* Input data
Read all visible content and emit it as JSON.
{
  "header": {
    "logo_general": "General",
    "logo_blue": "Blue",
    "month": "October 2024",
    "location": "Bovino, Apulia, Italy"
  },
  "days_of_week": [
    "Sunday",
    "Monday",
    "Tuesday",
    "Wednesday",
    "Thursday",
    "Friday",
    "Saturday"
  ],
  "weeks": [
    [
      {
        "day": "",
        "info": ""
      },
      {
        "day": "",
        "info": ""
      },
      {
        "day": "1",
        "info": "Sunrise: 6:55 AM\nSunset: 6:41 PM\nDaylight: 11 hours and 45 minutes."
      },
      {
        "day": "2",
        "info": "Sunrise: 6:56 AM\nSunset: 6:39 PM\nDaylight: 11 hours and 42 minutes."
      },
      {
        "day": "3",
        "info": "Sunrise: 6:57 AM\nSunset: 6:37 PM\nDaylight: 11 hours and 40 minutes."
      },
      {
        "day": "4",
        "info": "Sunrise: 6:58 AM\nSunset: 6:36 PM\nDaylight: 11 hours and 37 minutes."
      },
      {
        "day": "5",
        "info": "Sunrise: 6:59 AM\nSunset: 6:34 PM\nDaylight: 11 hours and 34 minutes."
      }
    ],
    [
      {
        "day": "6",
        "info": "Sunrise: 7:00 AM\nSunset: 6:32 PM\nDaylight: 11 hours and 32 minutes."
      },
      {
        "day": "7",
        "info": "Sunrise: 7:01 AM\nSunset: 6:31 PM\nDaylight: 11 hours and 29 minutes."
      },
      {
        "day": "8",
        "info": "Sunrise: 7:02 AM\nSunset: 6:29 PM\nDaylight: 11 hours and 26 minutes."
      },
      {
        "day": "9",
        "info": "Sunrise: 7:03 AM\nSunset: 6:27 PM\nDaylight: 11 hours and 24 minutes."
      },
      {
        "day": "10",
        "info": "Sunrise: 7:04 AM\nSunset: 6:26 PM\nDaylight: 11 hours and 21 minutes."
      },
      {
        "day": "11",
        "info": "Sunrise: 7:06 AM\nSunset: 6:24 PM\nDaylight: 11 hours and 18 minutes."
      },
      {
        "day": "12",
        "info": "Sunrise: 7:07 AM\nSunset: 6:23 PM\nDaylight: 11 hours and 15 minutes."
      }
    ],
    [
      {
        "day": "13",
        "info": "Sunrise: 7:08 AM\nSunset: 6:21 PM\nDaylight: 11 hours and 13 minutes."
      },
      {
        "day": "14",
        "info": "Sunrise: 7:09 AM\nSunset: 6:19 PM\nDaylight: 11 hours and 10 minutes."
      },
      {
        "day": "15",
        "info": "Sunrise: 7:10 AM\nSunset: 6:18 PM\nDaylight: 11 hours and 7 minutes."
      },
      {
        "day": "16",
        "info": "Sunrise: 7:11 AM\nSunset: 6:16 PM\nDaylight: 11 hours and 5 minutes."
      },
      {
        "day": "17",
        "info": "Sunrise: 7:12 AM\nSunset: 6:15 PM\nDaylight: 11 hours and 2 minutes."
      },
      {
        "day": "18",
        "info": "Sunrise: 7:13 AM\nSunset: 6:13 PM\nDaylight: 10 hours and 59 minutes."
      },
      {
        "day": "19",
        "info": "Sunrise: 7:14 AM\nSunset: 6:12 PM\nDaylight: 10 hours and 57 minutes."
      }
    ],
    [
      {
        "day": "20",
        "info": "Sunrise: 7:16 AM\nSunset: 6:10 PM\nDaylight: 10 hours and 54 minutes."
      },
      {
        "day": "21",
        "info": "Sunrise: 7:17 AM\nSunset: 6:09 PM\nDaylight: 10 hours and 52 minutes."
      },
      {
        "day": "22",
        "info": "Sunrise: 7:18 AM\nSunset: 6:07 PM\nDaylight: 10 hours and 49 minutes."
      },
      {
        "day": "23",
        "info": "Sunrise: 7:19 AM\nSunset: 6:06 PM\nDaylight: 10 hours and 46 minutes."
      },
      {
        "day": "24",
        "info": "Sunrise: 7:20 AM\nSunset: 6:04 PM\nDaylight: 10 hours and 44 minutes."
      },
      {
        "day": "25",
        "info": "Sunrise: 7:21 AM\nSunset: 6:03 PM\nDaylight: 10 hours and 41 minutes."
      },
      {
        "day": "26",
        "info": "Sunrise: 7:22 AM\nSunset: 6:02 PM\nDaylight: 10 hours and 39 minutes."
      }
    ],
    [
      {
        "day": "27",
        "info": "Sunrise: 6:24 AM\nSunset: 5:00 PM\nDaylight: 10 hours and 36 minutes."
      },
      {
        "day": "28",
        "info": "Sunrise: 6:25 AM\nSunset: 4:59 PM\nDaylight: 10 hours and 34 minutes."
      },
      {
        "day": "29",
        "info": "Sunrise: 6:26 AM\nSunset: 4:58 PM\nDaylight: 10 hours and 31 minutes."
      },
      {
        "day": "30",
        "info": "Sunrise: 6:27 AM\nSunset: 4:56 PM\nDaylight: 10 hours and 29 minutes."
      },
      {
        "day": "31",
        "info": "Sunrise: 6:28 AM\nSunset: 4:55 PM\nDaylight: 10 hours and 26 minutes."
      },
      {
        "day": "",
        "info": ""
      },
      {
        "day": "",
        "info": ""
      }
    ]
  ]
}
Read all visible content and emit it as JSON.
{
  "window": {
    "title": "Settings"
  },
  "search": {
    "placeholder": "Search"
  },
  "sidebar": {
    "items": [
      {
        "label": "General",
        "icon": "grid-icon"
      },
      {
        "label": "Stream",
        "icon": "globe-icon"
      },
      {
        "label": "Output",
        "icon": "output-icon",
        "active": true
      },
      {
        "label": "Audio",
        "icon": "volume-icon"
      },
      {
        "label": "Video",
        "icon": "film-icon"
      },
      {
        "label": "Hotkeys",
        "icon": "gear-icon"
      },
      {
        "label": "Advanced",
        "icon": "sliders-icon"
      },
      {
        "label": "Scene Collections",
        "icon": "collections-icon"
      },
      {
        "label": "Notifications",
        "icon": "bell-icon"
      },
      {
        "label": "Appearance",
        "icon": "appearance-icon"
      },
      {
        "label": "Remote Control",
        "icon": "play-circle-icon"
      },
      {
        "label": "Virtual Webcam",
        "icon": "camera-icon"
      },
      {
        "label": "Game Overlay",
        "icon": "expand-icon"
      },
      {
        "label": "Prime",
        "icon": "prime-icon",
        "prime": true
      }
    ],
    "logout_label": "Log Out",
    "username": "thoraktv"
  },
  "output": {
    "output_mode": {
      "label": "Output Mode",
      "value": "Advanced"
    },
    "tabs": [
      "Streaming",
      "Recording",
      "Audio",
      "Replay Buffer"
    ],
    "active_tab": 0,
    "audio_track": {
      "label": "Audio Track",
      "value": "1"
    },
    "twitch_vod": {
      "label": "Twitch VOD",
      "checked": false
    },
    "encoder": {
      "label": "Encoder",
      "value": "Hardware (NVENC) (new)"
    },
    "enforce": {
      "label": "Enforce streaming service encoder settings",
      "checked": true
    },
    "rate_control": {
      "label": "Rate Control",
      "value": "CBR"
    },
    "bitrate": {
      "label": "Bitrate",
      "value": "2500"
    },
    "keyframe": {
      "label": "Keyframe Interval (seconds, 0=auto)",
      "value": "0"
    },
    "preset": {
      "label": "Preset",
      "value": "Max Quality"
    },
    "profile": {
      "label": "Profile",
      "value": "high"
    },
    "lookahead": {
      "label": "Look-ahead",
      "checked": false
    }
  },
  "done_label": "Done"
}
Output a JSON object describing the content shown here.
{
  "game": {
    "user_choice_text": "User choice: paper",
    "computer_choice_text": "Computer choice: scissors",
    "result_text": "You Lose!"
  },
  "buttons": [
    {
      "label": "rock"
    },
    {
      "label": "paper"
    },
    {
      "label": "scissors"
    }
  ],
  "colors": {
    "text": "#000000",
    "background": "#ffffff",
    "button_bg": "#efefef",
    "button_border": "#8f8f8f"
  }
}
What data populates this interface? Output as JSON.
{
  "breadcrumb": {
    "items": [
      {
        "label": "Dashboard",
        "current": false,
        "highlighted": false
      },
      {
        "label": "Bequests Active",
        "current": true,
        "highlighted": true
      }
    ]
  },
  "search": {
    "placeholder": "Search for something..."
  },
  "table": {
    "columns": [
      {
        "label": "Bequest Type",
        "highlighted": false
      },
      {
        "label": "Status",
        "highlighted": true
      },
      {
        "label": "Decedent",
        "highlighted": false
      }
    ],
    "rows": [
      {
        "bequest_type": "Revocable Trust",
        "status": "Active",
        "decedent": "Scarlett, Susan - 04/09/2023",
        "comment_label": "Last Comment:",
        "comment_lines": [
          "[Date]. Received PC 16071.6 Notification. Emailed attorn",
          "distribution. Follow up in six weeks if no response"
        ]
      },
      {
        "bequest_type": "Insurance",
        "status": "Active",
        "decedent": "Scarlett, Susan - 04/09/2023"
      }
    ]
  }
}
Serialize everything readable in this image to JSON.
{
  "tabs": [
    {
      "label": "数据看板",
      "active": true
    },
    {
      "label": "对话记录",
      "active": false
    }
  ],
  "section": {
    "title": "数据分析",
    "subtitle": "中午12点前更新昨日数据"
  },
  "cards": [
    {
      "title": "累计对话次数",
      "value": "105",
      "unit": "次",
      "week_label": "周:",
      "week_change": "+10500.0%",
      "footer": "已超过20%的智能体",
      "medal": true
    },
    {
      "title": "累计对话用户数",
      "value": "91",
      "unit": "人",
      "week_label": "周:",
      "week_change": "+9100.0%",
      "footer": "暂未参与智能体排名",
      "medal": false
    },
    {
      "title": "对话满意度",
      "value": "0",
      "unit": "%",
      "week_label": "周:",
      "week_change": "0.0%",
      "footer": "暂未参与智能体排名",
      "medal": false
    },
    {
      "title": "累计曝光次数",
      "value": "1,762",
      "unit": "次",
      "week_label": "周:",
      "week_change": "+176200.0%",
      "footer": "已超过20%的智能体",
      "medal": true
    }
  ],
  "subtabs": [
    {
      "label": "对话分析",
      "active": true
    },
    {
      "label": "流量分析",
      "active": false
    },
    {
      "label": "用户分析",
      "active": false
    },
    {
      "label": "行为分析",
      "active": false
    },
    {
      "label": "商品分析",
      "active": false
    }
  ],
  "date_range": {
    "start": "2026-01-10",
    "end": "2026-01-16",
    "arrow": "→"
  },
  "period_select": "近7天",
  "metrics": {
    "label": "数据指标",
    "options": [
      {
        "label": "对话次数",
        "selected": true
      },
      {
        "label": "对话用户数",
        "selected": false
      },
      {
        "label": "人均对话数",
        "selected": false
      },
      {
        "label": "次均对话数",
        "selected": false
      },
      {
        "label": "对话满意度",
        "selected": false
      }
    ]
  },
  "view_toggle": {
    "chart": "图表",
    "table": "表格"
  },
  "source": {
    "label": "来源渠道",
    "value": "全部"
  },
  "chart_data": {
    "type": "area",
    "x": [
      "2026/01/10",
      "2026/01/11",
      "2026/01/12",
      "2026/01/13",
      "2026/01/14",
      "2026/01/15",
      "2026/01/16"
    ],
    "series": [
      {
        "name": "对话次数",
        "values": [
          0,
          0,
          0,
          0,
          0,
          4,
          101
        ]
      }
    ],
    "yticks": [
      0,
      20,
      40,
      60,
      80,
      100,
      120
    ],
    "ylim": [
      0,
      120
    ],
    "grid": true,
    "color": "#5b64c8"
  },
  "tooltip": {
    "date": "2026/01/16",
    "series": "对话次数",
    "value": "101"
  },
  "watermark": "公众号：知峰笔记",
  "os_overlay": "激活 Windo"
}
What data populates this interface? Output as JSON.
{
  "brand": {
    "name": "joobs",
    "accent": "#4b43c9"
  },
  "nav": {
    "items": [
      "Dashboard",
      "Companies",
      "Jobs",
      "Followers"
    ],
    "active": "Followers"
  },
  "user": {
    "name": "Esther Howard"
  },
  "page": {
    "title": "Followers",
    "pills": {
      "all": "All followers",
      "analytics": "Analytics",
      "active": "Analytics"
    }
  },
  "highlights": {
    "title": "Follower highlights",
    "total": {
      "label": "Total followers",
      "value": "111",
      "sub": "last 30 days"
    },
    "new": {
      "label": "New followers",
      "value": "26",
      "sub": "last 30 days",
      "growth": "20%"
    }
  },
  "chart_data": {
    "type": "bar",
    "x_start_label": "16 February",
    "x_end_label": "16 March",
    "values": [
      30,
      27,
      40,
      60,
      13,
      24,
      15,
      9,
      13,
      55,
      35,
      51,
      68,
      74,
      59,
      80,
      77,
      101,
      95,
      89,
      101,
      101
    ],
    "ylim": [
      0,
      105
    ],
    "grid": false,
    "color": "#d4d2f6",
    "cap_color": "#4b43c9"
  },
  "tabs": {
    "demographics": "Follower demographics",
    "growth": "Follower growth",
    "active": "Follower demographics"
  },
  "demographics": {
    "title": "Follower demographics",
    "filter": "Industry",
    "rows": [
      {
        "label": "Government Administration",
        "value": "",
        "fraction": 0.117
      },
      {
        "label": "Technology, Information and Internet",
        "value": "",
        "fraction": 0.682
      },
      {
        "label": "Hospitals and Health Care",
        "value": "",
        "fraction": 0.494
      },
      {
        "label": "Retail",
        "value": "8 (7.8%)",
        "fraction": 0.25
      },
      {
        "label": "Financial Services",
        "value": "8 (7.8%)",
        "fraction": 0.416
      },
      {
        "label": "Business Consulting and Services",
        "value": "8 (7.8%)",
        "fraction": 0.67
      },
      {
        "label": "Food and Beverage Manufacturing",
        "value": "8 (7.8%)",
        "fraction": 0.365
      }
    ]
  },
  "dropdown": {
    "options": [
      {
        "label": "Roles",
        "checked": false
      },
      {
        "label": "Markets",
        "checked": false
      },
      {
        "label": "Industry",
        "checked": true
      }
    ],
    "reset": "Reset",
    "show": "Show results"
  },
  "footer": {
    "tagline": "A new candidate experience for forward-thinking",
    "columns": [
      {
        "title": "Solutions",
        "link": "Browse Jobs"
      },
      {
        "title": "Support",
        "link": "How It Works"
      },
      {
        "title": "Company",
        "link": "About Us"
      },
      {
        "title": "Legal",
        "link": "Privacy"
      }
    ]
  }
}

* Aim
Find and copy every line in the entries above where the string "scissors" occurs.

* Solution to the exercise
    "computer_choice_text": "Computer choice: scissors",
      "label": "scissors"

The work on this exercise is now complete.